Prompt: All lines in the data bearing the string "disposición" should be identified and copied.

Given records:

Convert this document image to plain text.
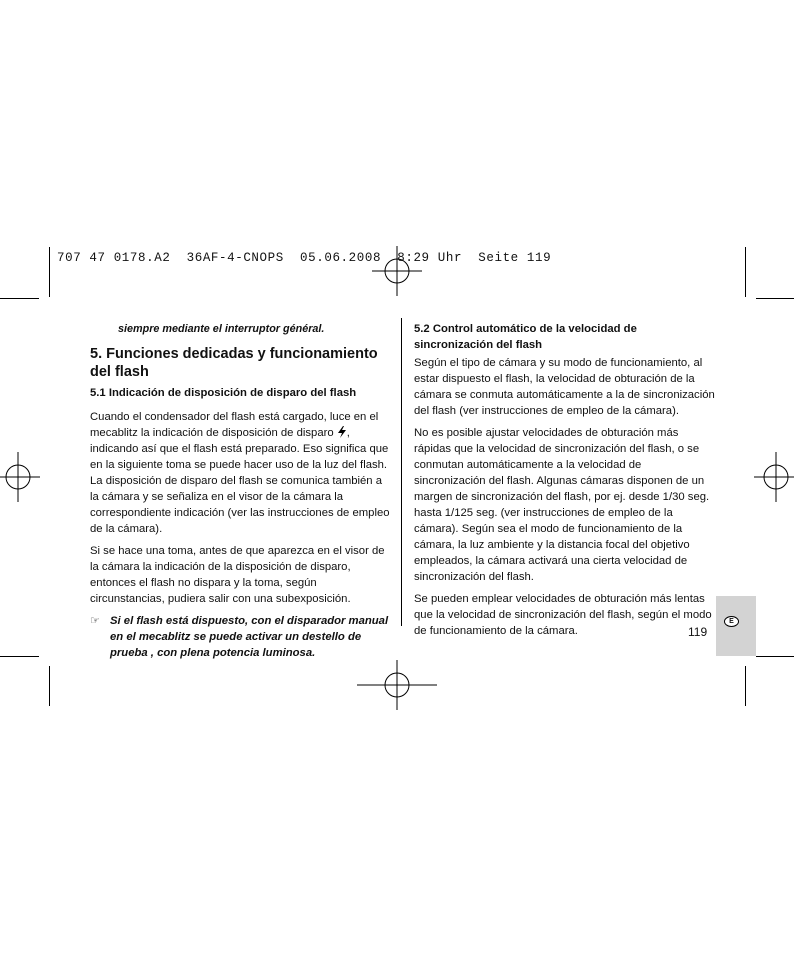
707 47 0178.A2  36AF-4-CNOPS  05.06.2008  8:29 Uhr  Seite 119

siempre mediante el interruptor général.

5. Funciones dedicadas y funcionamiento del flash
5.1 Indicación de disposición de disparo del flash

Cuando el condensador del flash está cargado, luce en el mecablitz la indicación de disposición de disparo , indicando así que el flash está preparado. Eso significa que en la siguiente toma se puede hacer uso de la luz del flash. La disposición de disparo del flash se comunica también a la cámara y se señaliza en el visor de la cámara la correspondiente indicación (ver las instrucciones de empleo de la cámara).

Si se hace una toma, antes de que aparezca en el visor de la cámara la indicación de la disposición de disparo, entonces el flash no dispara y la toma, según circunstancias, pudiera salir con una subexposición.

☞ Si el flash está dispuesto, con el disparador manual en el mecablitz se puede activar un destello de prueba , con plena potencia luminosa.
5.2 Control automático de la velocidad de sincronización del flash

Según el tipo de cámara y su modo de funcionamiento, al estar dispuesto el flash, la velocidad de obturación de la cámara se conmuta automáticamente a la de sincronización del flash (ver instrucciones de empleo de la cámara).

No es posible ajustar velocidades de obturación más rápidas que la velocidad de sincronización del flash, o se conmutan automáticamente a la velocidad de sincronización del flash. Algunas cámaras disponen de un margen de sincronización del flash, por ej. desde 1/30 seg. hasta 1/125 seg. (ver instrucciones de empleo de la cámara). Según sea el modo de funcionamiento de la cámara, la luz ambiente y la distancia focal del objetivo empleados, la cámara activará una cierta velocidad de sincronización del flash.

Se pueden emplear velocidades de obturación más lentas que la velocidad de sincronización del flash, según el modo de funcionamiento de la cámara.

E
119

* * *

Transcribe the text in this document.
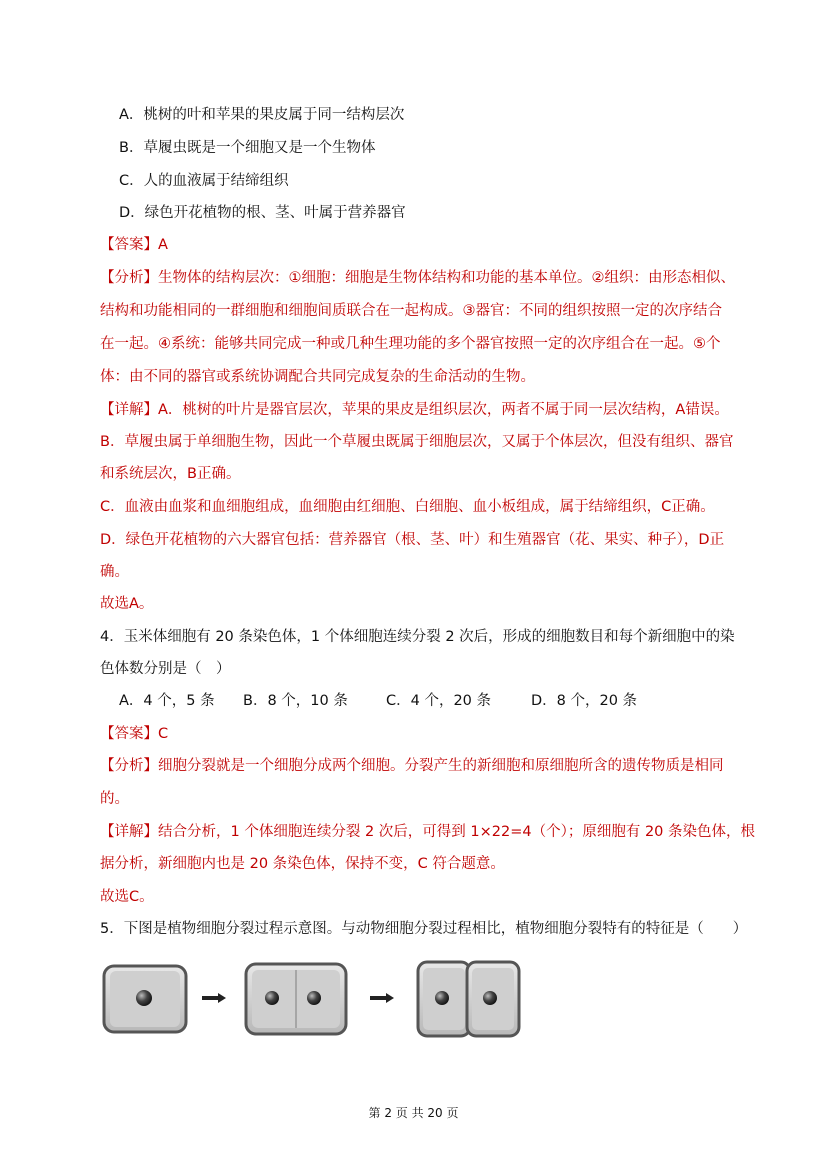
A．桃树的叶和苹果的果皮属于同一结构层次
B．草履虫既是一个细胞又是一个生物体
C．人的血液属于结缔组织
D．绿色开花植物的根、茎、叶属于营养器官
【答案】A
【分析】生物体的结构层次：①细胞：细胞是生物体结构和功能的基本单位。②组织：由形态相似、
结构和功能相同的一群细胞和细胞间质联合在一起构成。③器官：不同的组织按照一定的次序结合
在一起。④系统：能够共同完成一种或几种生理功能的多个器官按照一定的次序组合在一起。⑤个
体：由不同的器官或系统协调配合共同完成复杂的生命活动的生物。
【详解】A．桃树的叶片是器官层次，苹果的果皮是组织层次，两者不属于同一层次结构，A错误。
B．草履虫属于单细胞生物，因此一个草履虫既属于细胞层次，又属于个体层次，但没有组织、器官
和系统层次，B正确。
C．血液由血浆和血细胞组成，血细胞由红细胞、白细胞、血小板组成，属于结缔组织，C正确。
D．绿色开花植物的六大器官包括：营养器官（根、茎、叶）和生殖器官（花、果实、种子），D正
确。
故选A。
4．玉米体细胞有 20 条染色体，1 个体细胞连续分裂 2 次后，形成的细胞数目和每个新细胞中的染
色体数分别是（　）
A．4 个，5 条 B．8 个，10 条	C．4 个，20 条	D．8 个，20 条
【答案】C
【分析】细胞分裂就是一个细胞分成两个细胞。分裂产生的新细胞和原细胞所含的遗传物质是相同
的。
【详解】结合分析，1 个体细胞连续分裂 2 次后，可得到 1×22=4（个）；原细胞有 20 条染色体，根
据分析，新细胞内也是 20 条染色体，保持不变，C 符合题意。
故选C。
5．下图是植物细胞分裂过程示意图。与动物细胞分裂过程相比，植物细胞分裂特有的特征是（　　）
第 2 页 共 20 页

Result below:
5.1 Indicación de disposición de disparo del flash
Cuando el condensador del flash está cargado, luce en el mecablitz la indicación de disposición de disparo , indicando así que el flash está preparado. Eso significa que en la siguiente toma se puede hacer uso de la luz del flash. La disposición de disparo del flash se comunica también a la cámara y se señaliza en el visor de la cámara la correspondiente indicación (ver las instrucciones de empleo de la cámara).
Si se hace una toma, antes de que aparezca en el visor de la cámara la indicación de la disposición de disparo, entonces el flash no dispara y la toma, según circunstancias, pudiera salir con una subexposición.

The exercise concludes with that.